● **TASK PROMPT**
List all lines of the data containing the word "SRMTID".

● **MATERIAL FOR THIS TASK**
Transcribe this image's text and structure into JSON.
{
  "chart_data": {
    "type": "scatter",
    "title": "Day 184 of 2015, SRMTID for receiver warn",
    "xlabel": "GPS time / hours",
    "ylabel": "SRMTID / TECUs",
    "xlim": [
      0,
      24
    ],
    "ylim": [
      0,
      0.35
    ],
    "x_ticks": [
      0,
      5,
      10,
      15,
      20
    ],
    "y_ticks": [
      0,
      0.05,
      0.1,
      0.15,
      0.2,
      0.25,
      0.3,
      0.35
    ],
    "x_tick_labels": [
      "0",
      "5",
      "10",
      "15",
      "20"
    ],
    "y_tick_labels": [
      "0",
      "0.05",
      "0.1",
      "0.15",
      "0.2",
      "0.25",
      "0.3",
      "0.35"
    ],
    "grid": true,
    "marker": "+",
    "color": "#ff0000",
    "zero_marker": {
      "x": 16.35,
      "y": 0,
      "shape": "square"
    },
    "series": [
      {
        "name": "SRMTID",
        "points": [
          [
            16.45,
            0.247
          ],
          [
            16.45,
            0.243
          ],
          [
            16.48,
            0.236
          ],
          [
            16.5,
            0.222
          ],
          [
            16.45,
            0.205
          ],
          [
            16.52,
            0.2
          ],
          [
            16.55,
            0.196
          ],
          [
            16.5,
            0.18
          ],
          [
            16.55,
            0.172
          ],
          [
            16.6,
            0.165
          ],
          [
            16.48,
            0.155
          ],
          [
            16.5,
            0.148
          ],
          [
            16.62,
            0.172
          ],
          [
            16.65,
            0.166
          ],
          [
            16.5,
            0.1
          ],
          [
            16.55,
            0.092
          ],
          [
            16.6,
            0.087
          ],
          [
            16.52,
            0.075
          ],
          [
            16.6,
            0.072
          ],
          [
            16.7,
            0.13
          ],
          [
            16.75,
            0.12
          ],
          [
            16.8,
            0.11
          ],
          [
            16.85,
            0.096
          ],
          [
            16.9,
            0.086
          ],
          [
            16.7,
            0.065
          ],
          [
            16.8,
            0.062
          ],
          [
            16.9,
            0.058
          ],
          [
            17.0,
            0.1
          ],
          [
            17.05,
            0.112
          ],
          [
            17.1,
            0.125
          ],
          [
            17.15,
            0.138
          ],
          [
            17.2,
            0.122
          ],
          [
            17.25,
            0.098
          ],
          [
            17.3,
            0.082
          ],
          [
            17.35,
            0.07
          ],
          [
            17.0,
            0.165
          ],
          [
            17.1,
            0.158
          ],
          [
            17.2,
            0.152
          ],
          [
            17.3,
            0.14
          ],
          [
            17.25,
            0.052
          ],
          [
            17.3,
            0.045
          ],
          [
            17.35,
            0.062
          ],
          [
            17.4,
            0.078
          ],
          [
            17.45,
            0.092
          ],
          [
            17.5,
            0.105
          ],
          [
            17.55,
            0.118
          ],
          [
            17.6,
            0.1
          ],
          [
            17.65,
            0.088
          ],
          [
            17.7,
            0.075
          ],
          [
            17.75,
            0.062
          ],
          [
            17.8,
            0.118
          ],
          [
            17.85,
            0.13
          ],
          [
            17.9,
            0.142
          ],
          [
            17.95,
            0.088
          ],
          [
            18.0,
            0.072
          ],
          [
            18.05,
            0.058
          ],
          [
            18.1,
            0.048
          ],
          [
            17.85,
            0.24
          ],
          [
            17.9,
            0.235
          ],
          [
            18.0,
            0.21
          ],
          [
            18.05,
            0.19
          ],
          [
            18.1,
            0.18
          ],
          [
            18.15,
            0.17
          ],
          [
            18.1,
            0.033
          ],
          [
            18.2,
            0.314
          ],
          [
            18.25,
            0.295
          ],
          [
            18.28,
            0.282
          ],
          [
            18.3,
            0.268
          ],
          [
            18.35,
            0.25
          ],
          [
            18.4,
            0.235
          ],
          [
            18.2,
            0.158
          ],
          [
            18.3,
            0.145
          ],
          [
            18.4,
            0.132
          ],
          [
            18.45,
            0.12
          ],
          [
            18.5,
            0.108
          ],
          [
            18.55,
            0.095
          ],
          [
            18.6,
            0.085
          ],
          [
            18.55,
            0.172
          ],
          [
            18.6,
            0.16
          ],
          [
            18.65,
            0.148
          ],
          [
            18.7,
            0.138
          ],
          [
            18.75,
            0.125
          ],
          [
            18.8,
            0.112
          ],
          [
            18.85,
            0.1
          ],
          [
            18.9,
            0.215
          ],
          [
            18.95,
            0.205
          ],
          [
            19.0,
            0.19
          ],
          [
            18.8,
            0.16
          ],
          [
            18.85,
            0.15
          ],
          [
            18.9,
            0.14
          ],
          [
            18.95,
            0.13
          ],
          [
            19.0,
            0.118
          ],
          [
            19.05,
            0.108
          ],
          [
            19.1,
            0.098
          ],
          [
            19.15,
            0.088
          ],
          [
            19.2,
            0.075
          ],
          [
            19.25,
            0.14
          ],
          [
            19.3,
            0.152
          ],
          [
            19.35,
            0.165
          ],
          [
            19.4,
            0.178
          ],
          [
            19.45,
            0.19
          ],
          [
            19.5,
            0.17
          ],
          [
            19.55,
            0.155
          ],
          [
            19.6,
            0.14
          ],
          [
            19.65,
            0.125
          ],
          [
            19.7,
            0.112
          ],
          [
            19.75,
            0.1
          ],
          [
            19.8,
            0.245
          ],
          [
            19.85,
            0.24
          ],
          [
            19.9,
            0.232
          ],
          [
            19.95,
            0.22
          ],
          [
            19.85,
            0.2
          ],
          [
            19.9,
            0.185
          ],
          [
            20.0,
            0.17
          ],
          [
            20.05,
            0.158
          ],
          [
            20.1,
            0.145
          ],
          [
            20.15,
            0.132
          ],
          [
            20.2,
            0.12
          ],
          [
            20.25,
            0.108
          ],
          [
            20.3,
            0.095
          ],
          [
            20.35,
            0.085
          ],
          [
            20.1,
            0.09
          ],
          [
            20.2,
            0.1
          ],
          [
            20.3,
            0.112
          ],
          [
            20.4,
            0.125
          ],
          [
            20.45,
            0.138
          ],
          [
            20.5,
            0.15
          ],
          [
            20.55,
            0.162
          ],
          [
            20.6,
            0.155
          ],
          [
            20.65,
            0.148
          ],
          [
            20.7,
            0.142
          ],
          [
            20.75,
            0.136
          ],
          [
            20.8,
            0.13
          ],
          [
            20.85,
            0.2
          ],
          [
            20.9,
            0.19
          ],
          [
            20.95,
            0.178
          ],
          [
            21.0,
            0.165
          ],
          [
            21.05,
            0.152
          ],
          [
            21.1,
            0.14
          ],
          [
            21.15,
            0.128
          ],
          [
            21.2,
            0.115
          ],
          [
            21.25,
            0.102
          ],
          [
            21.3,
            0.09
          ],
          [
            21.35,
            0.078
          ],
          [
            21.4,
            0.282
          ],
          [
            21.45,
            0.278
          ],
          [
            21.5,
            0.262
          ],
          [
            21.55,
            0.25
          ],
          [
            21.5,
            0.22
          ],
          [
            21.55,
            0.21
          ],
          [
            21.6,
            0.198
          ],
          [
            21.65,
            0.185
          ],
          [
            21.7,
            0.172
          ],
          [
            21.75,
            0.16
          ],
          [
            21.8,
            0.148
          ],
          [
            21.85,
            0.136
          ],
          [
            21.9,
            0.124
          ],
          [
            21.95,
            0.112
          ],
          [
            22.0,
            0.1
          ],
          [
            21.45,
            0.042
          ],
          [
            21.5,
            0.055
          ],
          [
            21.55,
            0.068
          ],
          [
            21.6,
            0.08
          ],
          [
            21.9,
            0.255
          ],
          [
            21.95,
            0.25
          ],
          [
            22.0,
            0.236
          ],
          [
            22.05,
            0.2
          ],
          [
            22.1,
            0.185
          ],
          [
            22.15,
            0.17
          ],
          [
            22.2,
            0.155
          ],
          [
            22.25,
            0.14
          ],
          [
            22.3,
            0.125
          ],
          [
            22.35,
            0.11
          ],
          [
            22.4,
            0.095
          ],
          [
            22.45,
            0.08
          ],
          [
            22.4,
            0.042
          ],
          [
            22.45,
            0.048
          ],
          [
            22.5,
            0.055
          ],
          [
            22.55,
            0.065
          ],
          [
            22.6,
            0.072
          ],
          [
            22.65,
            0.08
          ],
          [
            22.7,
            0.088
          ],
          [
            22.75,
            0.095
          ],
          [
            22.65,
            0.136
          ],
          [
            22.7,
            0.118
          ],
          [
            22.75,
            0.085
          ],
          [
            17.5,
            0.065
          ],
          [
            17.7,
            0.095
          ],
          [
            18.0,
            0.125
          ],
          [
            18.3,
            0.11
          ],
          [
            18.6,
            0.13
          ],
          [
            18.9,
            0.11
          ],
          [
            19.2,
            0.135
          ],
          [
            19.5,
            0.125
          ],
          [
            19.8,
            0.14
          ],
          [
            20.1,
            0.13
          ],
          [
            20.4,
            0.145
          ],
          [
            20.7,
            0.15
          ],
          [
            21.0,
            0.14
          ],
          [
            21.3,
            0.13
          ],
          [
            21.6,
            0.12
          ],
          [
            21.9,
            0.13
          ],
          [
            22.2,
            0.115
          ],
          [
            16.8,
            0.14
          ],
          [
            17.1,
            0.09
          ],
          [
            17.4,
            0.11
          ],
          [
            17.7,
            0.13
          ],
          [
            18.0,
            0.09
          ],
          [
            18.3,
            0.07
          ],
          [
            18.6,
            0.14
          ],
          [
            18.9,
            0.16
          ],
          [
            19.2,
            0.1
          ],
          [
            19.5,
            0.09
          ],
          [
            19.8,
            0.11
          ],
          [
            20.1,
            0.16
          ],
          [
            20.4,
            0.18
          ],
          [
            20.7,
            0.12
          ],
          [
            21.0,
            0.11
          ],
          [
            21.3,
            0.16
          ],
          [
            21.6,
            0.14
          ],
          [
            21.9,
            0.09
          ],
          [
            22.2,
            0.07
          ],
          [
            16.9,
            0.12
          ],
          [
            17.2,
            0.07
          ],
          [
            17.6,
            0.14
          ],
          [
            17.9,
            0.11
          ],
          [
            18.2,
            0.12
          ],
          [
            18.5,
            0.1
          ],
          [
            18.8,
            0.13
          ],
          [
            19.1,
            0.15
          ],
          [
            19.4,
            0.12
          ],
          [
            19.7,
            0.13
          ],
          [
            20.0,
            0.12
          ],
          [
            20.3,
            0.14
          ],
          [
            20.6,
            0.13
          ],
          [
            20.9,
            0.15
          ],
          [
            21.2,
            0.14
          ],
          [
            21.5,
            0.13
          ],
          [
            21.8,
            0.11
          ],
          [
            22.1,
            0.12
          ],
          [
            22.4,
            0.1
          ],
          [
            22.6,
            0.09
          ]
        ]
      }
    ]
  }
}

● **THE COMPLETED TASK**
    "title": "Day 184 of 2015, SRMTID for receiver warn",
    "ylabel": "SRMTID / TECUs",
        "name": "SRMTID",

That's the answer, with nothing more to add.